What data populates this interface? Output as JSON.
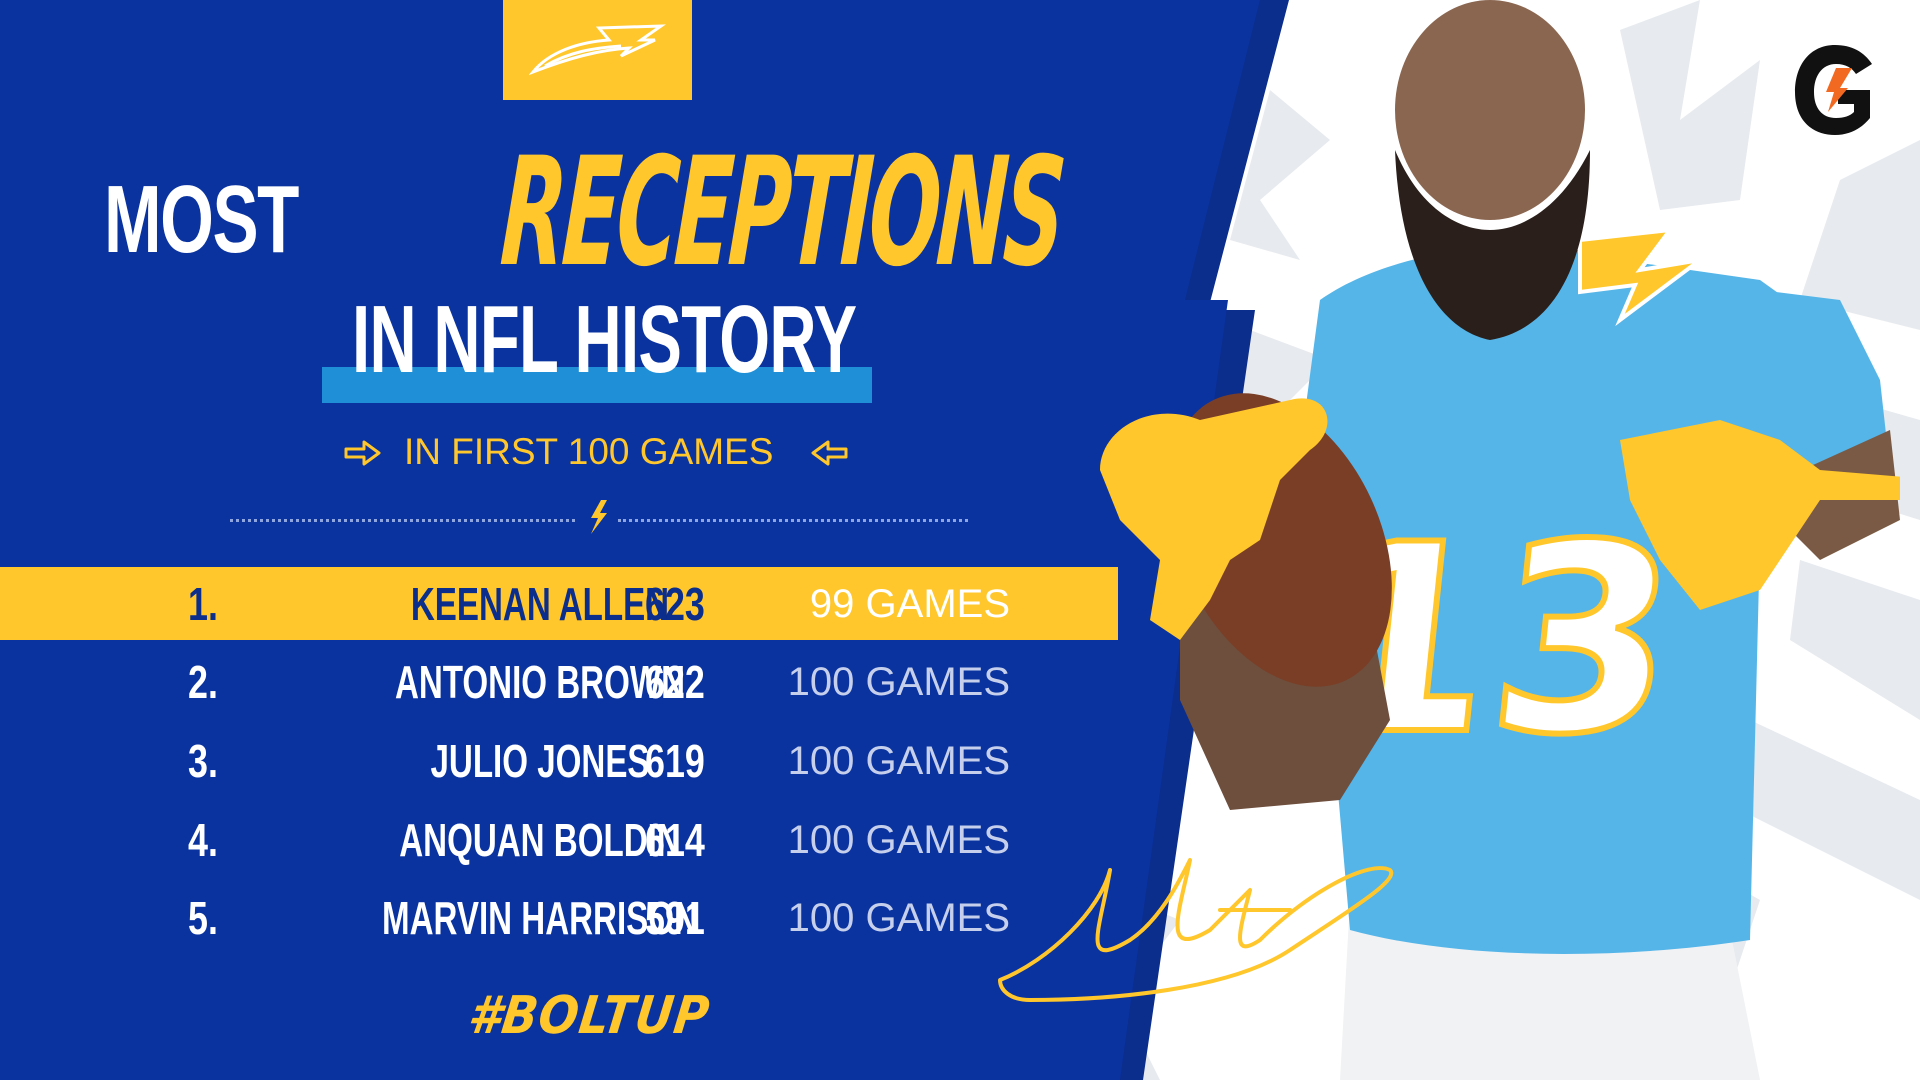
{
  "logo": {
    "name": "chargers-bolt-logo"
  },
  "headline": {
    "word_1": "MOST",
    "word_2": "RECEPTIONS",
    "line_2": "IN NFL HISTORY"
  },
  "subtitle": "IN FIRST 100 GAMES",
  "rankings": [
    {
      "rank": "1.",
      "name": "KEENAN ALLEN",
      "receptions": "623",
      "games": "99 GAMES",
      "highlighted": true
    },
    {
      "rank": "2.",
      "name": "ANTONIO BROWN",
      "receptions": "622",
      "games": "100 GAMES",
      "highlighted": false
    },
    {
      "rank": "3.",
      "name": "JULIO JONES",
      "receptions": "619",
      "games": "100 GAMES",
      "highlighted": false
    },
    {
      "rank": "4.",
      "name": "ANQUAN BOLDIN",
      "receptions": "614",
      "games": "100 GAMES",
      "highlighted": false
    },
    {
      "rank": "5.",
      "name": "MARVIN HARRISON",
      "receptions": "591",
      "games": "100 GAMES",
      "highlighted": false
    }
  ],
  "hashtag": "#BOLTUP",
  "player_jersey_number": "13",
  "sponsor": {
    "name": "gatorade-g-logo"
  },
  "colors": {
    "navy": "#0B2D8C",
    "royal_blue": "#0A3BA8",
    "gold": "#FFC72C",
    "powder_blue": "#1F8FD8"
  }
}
# # # # # # #
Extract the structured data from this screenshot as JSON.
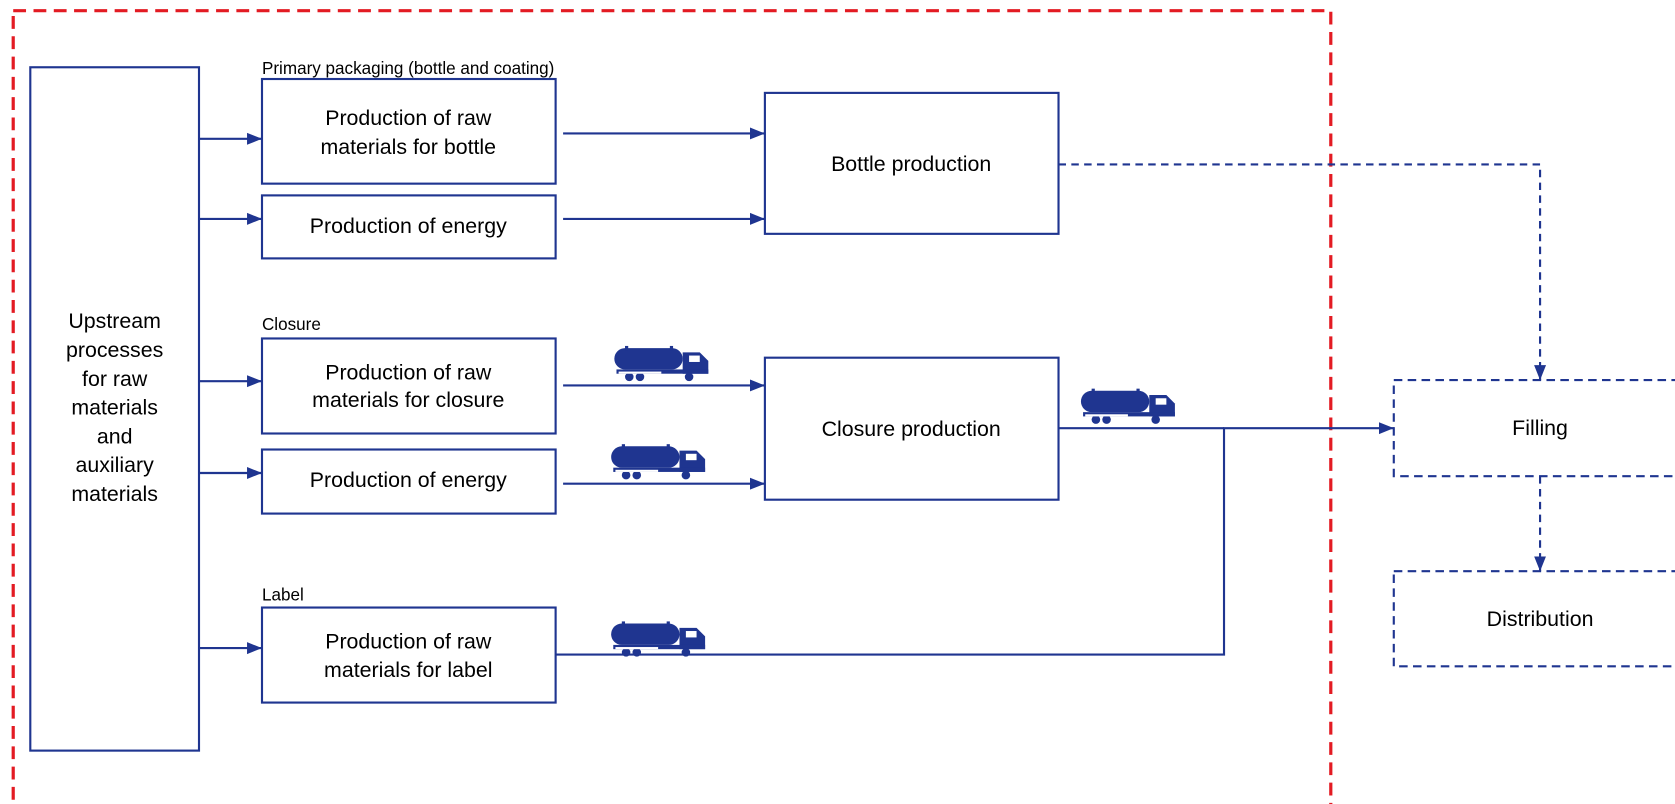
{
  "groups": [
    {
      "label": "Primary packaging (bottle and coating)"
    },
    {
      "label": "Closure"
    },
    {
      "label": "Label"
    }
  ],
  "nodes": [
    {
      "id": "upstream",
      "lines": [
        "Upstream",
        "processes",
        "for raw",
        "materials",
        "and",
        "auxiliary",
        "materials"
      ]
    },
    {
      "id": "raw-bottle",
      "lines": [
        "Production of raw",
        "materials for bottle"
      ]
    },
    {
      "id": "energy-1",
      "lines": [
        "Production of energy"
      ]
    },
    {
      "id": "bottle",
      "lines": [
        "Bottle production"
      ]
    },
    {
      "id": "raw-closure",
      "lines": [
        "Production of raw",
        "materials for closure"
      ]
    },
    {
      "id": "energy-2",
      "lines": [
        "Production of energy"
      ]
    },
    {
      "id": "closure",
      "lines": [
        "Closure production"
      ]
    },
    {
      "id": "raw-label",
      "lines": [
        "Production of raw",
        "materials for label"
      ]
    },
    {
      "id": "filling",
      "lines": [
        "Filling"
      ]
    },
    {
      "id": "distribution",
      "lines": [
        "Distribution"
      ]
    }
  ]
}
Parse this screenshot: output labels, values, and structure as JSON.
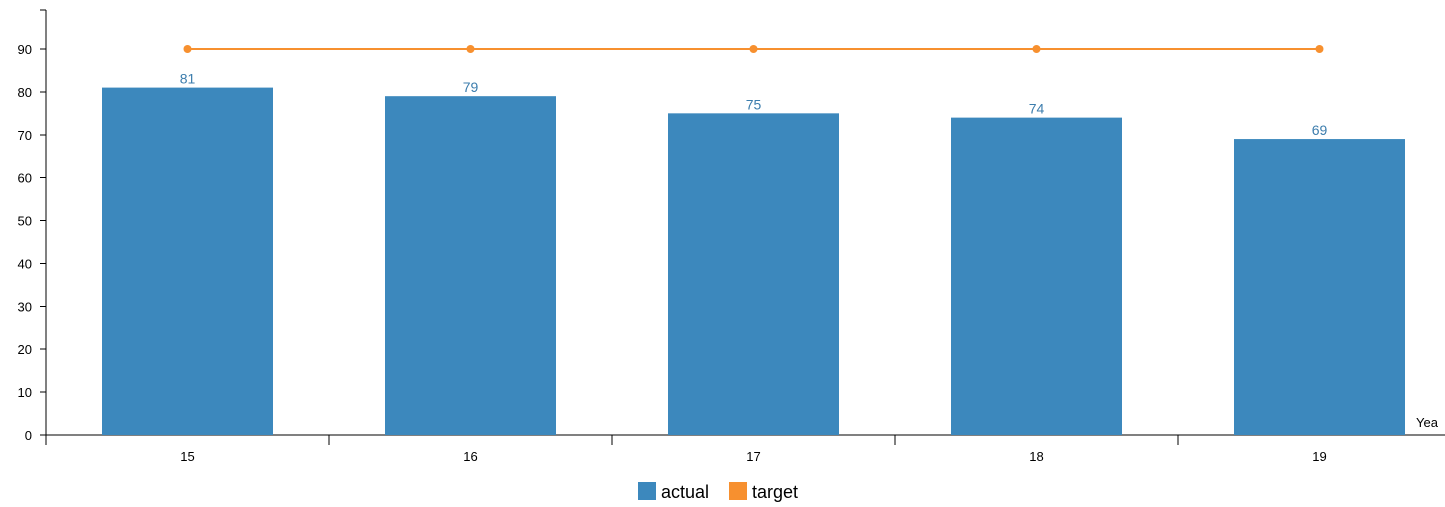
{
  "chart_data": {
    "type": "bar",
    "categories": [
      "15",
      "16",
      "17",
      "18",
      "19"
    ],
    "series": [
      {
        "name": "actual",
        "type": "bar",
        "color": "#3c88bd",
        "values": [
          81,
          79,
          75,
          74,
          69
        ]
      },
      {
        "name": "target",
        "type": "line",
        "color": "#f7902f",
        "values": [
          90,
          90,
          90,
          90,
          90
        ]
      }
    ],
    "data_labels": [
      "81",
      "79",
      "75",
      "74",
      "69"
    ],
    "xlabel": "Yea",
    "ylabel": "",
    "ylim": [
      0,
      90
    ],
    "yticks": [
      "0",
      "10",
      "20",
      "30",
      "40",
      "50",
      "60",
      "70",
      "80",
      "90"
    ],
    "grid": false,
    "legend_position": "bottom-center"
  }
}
# # # # # # #
● YOUR OBJECTIVE
Among the entries above, identify all lines with "screenshot" and copy them.

● SOLUTION FOR THIS EXERCISE
Extract the structured data from this screenshot as JSON.
Parse this screenshot: output labels, values, and structure as JSON.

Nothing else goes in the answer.